- [Written task]: From the listing below, extract every line in which the word "coverage" appears.

* START Entries supplied *

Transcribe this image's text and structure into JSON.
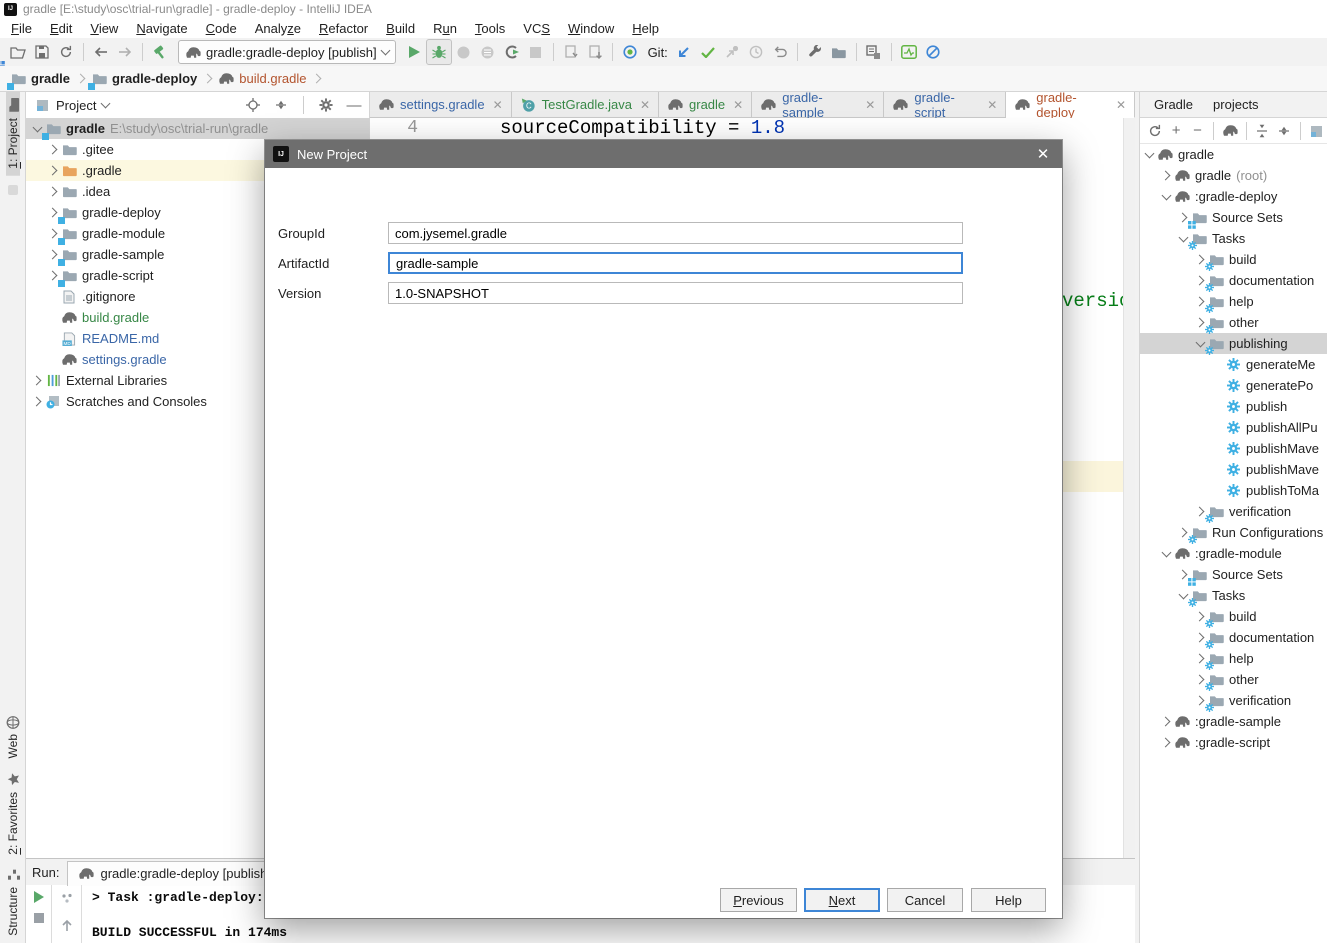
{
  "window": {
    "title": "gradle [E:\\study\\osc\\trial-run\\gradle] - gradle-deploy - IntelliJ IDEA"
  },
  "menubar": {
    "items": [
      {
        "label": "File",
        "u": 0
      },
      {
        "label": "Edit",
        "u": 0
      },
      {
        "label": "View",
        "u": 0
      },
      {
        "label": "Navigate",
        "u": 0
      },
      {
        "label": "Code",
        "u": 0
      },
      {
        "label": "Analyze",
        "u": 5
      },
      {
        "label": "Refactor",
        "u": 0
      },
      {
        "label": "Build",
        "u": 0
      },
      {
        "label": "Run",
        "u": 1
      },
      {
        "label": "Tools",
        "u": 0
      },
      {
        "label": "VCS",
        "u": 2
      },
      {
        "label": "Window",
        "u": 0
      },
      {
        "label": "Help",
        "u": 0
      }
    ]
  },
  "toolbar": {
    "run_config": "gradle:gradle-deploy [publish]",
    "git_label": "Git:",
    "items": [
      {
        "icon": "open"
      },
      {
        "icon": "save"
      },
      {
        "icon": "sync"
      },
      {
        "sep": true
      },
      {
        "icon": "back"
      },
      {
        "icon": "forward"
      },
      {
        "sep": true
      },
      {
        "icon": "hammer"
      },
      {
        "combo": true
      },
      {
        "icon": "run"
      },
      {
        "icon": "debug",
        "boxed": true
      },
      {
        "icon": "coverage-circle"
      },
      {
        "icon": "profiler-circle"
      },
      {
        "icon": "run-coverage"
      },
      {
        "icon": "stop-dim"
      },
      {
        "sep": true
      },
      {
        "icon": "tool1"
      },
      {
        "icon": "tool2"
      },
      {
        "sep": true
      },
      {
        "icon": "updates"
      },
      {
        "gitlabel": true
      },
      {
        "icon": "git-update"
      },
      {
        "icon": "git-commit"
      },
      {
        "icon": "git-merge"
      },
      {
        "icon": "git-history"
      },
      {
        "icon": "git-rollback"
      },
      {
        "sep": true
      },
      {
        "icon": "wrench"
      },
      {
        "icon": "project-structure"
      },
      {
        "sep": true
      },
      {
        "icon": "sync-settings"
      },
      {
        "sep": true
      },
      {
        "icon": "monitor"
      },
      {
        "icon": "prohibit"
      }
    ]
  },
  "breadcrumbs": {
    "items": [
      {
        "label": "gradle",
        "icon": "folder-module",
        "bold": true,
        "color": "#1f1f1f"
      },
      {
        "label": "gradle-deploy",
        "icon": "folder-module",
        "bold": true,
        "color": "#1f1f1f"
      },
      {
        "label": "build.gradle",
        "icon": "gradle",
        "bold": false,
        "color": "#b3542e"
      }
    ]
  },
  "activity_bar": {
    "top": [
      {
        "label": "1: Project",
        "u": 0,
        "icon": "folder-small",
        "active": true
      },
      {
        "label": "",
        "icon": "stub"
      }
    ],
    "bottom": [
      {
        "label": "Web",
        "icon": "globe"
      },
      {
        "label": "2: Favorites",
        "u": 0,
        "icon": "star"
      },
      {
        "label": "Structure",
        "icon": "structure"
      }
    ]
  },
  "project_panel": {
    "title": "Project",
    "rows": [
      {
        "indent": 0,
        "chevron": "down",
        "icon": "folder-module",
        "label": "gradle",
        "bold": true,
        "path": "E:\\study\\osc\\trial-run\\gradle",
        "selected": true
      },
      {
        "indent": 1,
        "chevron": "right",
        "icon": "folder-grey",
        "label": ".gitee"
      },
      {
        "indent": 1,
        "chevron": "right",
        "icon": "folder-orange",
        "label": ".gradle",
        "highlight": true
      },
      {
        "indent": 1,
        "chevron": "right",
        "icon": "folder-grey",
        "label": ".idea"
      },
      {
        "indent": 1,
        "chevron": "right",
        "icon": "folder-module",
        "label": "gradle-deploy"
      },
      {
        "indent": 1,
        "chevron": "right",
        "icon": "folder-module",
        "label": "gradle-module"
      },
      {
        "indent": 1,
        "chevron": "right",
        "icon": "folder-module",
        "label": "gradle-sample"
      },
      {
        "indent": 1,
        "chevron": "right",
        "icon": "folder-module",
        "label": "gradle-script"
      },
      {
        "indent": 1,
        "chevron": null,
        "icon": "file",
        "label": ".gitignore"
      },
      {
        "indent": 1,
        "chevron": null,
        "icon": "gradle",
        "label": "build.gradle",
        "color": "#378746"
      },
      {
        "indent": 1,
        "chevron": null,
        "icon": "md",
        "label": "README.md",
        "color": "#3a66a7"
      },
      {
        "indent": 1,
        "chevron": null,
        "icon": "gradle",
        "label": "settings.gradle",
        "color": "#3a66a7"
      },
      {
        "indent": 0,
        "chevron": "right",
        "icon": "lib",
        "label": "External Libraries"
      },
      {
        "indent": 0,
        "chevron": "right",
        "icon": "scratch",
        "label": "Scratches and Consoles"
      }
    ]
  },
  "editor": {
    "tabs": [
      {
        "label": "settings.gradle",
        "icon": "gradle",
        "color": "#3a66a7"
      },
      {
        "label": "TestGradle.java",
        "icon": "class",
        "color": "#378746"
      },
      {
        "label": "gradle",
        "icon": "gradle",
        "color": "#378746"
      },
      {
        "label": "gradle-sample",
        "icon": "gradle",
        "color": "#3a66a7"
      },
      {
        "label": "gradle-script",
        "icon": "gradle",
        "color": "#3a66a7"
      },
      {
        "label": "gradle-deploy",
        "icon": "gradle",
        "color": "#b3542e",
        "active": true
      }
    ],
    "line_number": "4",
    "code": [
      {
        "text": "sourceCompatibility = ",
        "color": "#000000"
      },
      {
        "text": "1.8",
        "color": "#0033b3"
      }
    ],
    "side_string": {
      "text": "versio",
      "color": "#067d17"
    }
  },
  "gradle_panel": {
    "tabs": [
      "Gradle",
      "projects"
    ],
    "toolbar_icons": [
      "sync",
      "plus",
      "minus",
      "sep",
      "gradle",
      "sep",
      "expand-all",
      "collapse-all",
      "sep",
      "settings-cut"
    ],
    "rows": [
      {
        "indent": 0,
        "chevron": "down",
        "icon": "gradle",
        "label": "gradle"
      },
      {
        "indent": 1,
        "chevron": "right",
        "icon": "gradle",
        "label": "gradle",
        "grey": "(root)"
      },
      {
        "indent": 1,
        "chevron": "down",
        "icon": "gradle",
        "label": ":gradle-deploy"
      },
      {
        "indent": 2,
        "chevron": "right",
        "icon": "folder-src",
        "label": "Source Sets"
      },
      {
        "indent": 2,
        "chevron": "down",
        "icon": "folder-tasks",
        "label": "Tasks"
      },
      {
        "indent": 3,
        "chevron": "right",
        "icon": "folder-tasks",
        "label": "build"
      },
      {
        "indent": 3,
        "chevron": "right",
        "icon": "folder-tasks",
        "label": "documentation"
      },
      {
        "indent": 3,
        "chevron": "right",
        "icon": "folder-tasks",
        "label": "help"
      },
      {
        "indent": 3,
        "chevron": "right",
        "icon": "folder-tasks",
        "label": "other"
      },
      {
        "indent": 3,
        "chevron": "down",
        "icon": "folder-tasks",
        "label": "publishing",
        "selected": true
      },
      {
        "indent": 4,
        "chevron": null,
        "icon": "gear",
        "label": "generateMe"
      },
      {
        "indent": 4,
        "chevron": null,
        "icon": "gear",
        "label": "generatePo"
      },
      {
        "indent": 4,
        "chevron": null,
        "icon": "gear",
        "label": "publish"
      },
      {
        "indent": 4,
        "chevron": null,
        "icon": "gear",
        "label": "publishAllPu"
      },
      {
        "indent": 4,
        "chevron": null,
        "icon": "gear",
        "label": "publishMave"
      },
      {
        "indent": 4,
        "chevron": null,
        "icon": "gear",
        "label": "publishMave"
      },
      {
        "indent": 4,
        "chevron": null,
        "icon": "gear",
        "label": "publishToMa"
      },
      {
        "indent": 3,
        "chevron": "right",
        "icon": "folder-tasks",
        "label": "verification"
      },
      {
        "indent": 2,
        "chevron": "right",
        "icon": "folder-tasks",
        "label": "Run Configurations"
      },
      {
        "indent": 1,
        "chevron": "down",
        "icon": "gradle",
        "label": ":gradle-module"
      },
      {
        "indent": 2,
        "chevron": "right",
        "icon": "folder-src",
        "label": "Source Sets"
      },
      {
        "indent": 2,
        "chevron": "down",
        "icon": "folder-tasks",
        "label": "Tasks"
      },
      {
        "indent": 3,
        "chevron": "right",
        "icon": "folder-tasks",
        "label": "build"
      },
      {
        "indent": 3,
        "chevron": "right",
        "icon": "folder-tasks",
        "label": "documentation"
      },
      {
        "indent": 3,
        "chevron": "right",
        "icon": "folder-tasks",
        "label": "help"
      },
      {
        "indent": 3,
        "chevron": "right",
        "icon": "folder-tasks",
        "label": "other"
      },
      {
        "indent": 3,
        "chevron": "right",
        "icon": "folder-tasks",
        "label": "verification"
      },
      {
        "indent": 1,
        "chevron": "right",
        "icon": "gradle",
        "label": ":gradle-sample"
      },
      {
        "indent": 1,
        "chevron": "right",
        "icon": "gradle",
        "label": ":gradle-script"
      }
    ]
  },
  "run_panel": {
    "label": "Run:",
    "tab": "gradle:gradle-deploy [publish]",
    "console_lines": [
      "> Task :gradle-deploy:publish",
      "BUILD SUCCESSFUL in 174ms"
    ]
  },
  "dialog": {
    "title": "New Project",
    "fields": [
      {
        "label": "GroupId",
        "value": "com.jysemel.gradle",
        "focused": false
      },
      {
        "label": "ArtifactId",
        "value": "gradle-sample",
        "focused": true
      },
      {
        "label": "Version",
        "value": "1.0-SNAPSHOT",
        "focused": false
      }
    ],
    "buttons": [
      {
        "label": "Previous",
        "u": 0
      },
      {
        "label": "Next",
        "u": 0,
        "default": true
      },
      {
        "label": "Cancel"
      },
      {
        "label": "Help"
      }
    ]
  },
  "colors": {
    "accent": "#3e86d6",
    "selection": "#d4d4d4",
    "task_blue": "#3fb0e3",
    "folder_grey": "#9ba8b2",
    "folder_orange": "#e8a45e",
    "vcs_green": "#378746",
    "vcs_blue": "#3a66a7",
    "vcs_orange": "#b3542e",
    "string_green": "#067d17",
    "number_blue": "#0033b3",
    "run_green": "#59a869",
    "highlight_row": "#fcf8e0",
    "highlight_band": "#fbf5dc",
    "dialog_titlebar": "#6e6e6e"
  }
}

* END Entries supplied *

- [Solution for this task]:
        "icon": "coverage-circle"
        "icon": "run-coverage"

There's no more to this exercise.